# [Exercise instructions]
A - Output the part of the ext4 bug report between "Reported: 2008-01-25 14:22" and "(51 bytes, text/plain)", inclusive, reproducing it word for word.
B - Pick up the ext4 journal-abort bug report after its final line and keep writing it.

# [Supplied passage]
--- START ---
Bug 9817 - oops in jbd2_journal_commit_transaction after journal abort
Summary: oops in jbd2_journal_commit_transaction after journal abort
Status: REJECTED UNREPRODUCIBLE
Alias: None
Product: File System
Classification: Unclassified
Component: ext4 (show other bugs)
Hardware: All Linux
: P1 normal
Assignee: fs_ext4@kernel-bugs.osdl.org
URL:
Keywords:
Depends on:
Blocks:
 
Reported: 2008-01-25 14:22 UTC by Eric Sandeen
Modified: 2009-01-17 18:14 UTC (History)
3 users (show)

See Also:
Kernel Version: 2.6.24-0.174.rc8.git7
Subsystem:
Regression: ---
Bisected commit-id:


Attachments
more dmesg (51 bytes, text/plain)
2008-01-25 14:24 UTC, Eric Sandeen
Details
local copy (12.16 KB, text/plain)
2008-01-25 14:24 UTC, Eric Sandeen
Details

Description Eric Sandeen 2008-01-25 14:22:09 UTC
This was after firewire went south, but probably still should not have oopsed the box:

firewire_core: Failed to add device.
--- END ---
# [Source information]
--- START ---
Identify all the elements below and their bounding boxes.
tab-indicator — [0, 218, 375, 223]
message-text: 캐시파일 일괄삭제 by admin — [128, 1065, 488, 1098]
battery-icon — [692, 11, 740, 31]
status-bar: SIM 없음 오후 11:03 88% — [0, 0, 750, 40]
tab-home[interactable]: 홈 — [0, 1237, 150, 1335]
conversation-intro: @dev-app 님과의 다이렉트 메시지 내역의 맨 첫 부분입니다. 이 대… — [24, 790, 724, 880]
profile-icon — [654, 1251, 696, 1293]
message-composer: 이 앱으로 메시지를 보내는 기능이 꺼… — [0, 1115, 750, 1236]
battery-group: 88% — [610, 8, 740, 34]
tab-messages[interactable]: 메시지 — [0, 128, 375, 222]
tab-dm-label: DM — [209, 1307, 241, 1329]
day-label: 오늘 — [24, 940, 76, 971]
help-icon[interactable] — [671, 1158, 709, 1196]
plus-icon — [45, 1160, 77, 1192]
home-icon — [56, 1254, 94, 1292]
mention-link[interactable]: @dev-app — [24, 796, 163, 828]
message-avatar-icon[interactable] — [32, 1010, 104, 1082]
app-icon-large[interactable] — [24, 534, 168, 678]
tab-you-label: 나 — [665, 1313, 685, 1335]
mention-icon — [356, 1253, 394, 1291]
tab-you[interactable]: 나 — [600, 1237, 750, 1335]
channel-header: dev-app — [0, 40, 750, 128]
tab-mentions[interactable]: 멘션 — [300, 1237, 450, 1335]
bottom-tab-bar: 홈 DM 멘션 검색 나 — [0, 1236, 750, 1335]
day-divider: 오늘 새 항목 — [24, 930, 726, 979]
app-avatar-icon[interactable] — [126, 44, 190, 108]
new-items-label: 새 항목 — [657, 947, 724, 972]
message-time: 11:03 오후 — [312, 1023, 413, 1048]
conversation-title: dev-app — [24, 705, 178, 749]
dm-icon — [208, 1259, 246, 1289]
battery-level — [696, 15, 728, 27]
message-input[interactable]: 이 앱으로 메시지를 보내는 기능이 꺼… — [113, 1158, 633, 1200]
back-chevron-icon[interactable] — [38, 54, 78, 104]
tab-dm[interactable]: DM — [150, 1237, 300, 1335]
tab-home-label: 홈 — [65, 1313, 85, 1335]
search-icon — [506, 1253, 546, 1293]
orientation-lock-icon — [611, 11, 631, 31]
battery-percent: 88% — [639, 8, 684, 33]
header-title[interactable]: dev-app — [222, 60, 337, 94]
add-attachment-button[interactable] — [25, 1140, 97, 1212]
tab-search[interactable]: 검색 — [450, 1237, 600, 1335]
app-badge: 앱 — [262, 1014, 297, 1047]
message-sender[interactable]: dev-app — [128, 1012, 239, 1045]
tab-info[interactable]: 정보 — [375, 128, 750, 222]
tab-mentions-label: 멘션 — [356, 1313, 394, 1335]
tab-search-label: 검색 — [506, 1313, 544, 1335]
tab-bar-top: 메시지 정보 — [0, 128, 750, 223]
--- END ---
# [Answers provided]
A -
Reported: 2008-01-25 14:22 UTC by Eric Sandeen
Modified: 2009-01-17 18:14 UTC (History)
3 users (show)

See Also:
Kernel Version: 2.6.24-0.174.rc8.git7
Subsystem:
Regression: ---
Bisected commit-id:


Attachments
more dmesg (51 bytes, text/plain)

B -
firewire_sbp2: released fw5.0
firewire_sbp2: error status: 0:9
firewire_core: created new fw device fw1 (0 config rom retries, S100)
firewire_core: phy config: card 0, new root=ffc1, gap_count=5
firewire_core: BM lock failed, making local node (ffc0) root.
firewire_core: phy config: card 0, new root=ffc0, gap_count=5
firewire_core: phy config: card 0, new root=ffc1, gap_count=5
firewire_sbp2: error status: 0:9
firewire_sbp2: error status: 0:9
firewire_sbp2: error status: 0:9
firewire_sbp2: error status: 0:9
firewire_sbp2: error status: 0:9
firewire_sbp2: failed to reconnect to fw6.1
firewire_sbp2: logged in to fw6.1 LUN 0000 (0 retries)

....

Aborting journal on device md0.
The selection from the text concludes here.